* Begin Page *

Long, Last, Happy: New and Selected Stories
By Barry Hannah
Grove Press, 459 pp., $27.50

“This is why I tell this story and will never tell another.”

That simple line provides a devastating conclusion to “Testimony of Pilot,” one of Barry Hannah’s best and most popular short stories, a tale of marching bands, test pilots, and confounding tragedy. But it could cap any of his stories. He wrote each one as if it might be his last, as if his life depended on it — a tone that lends them all a momentousness and majesty.

Hannah, who taught creative writing at the University of Mississippi, always has been revered as a prose stylist and rightly so: He dotted his sentences with Southern colloquialisms and made-up phrases brimming with insight, writing them as models of concision and cleverness. Spanning nearly half a century, Long, Last, Happy, however, argues for him as storyteller first and foremost. Hannah rejected the traditional story arc in favor of just hanging out with his characters for a few pages, peeking into their lives and recording what he saw. Full of flights of immense fancy yet strongly grounded in character, these are stories about men at their loosest ends, hounded by bad-luck streaks, cursed by impossible loves, caught up in improbable wars. And fishing: What Nabokov did for butterflies, Hannah does for bass.

The men who populate these stories tend toward a certain type, yet Hannah makes them unique individuals, teasing out their quirks, their fears, and their humanity.

“I have become the scribe,” says the unnamed narrator of “Bats Out of Hell Division,” “not voluntarily, but because all my limbs are gone except my writing arm.” His regiment is all but defeated, yet the soldier rushes, via wheelbarrow, into battle anyway, searching for the bullet that will end his life and literary duties. It’s a strange, warped story but a reminder that Hannah himself was all writing arm.

* End Page *
* Begin Record list *

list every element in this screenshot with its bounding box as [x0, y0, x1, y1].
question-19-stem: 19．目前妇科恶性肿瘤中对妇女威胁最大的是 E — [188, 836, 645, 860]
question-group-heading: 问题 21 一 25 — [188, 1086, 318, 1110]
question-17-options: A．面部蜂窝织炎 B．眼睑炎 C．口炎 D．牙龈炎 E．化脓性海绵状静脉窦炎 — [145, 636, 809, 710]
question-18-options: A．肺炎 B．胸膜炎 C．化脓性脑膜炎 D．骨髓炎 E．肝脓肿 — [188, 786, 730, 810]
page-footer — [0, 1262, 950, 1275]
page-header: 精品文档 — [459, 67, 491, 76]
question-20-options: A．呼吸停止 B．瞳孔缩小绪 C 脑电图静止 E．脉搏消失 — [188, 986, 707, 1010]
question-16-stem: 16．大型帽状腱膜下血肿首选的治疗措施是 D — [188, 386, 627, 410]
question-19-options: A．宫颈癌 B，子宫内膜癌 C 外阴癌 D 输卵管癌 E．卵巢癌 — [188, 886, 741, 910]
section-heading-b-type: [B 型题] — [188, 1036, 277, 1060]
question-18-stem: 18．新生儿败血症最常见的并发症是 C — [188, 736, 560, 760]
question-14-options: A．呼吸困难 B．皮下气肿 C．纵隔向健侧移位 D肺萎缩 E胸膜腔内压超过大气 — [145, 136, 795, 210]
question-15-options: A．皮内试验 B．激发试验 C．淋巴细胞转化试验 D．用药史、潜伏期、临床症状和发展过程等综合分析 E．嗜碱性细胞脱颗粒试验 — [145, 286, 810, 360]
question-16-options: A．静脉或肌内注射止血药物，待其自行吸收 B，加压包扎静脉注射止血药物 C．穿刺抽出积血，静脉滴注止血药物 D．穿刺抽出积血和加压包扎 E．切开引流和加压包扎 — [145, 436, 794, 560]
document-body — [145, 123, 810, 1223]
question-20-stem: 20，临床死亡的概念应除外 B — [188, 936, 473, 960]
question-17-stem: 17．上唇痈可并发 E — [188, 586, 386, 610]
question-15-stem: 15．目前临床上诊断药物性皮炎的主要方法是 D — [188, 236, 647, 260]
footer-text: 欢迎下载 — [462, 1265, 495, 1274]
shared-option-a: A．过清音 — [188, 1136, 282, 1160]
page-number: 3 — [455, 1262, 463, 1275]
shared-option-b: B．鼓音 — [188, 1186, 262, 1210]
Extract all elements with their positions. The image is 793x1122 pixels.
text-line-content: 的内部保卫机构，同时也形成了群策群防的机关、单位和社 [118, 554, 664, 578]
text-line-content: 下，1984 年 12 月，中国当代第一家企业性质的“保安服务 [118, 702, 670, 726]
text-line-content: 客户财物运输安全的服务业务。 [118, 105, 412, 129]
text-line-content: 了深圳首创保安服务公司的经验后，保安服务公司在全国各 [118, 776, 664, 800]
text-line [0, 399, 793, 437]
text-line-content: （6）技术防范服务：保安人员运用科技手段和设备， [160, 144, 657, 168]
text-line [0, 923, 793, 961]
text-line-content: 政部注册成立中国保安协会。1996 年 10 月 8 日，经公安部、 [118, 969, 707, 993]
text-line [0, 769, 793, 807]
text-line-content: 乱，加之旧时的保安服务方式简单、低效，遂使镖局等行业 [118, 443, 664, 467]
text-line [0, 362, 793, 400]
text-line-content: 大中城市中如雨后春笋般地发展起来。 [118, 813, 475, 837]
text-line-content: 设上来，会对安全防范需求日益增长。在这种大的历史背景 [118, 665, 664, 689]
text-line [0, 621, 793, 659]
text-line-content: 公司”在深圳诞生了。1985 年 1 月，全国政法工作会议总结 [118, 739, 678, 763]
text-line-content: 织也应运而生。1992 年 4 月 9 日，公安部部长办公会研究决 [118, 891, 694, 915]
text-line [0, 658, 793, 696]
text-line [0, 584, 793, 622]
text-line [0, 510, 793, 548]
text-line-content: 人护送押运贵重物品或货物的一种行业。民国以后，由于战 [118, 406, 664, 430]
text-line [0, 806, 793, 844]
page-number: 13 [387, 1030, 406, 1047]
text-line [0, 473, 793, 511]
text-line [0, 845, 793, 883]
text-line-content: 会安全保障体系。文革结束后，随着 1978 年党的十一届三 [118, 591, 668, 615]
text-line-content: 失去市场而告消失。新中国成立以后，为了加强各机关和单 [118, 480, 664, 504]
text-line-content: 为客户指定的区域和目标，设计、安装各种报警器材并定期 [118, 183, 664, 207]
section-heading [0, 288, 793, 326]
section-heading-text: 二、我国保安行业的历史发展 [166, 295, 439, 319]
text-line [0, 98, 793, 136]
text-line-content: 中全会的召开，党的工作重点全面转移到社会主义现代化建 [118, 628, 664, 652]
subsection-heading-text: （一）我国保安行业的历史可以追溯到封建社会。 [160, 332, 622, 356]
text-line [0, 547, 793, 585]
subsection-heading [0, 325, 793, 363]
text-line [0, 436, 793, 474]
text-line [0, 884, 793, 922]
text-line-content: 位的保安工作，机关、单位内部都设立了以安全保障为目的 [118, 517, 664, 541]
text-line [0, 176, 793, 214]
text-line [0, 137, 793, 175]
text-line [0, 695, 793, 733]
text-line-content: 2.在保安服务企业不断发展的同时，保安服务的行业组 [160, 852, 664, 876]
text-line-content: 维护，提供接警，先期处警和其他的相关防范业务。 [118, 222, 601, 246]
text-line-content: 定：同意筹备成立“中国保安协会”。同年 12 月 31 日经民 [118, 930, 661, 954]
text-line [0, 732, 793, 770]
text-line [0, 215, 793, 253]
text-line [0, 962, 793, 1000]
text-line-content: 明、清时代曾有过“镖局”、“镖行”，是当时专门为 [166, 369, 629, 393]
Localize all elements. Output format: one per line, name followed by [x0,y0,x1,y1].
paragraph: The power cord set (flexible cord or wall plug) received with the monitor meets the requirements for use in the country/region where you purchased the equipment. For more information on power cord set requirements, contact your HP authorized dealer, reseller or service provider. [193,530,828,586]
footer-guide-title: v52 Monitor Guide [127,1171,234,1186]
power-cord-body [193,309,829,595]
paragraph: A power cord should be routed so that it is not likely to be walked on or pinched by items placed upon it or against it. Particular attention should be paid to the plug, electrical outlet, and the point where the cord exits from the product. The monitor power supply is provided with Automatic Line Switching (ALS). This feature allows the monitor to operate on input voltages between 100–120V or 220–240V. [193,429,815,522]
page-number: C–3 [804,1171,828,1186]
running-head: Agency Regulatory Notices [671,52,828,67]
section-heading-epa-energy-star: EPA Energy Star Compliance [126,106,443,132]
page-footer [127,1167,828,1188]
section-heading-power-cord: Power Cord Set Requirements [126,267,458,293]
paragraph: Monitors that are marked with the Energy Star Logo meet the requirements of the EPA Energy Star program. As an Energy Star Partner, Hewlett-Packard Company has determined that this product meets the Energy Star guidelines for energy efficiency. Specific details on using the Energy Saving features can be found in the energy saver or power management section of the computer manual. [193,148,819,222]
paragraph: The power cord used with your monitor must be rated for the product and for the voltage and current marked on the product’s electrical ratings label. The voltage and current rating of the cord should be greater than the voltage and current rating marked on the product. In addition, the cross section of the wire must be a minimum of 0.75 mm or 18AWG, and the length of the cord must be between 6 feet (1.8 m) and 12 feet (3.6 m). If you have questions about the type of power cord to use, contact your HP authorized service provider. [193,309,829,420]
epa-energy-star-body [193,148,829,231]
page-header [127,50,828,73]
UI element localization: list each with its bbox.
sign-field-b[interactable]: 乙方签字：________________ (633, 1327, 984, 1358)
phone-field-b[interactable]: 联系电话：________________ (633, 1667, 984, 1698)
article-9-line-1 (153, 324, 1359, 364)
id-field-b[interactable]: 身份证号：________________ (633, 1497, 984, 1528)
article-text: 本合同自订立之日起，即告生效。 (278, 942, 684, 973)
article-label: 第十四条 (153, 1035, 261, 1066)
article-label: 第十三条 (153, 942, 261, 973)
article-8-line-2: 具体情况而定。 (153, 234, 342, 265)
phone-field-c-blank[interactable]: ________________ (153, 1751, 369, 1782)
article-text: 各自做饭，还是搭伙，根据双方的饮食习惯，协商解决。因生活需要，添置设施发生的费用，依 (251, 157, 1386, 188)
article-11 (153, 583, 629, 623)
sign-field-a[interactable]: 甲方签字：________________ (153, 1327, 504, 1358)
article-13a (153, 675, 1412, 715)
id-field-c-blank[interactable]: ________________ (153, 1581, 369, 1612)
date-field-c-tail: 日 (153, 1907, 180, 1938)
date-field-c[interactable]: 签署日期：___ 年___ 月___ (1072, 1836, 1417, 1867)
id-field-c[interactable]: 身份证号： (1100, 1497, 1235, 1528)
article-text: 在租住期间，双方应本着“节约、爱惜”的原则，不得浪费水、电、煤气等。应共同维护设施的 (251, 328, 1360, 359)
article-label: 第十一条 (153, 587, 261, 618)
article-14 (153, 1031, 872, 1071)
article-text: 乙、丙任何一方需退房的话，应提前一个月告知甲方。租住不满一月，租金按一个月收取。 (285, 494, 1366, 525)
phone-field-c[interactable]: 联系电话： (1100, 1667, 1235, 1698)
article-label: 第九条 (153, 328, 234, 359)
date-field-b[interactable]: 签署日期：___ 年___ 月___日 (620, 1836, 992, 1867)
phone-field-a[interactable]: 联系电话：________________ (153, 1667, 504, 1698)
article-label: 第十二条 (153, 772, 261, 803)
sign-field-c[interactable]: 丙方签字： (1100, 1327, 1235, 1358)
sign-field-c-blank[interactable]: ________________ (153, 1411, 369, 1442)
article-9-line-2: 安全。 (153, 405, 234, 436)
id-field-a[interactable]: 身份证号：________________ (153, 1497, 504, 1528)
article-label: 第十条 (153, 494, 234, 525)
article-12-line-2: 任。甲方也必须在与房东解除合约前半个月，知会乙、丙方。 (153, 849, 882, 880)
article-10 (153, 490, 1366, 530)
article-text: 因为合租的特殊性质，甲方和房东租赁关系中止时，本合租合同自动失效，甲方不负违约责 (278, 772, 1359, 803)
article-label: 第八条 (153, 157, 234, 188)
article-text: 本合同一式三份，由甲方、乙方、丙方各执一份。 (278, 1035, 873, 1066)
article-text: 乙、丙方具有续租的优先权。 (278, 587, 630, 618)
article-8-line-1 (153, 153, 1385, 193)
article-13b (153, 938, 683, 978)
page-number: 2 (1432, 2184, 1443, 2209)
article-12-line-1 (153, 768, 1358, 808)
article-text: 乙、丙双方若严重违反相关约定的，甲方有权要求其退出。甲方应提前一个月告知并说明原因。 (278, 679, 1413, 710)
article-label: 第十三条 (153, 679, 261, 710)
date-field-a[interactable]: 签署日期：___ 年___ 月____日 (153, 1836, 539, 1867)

* End Record list *

#### Written request A
According to the review, which three things does Hannah tease out of the men who populate his stories?
#### Written request B
Render the Layout dataset entries from the start of the entries through the line that contains "question-15-options: A．皮内试验 B．激发试验" as a Markdown table with the columns No. and Entry, numbering each row.

#### Task response A
- Their quirks
- Their fears
- Their humanity

#### Task response B
| No. | Entry |
|---|---|
| 1 | list every element in this screenshot with its bounding box as [x0, y0, x1, y1]. |
| 2 | question-19-stem: 19．目前妇科恶性肿瘤中对妇女威胁最大的是 E — [188, 836, 645, 860] |
| 3 | question-group-heading: 问题 21 一 25 — [188, 1086, 318, 1110] |
| 4 | question-17-options: A．面部蜂窝织炎 B．眼睑炎 C．口炎 D．牙龈炎 E．化脓性海绵状静脉窦炎 — [145, 636, 809, 710] |
| 5 | question-18-options: A．肺炎 B．胸膜炎 C．化脓性脑膜炎 D．骨髓炎 E．肝脓肿 — [188, 786, 730, 810] |
| 6 | page-footer — [0, 1262, 950, 1275] |
| 7 | page-header: 精品文档 — [459, 67, 491, 76] |
| 8 | question-20-options: A．呼吸停止 B．瞳孔缩小绪 C 脑电图静止 E．脉搏消失 — [188, 986, 707, 1010] |
| 9 | question-16-stem: 16．大型帽状腱膜下血肿首选的治疗措施是 D — [188, 386, 627, 410] |
| 10 | question-19-options: A．宫颈癌 B，子宫内膜癌 C 外阴癌 D 输卵管癌 E．卵巢癌 — [188, 886, 741, 910] |
| 11 | section-heading-b-type: [B 型题] — [188, 1036, 277, 1060] |
| 12 | question-18-stem: 18．新生儿败血症最常见的并发症是 C — [188, 736, 560, 760] |
| 13 | question-14-options: A．呼吸困难 B．皮下气肿 C．纵隔向健侧移位 D肺萎缩 E胸膜腔内压超过大气 — [145, 136, 795, 210] |
| 14 | question-15-options: A．皮内试验 B．激发试验 C．淋巴细胞转化试验 D．用药史、潜伏期、临床症状和发展过程等综合分析 E．嗜碱性细胞脱颗粒试验 — [145, 286, 810, 360] |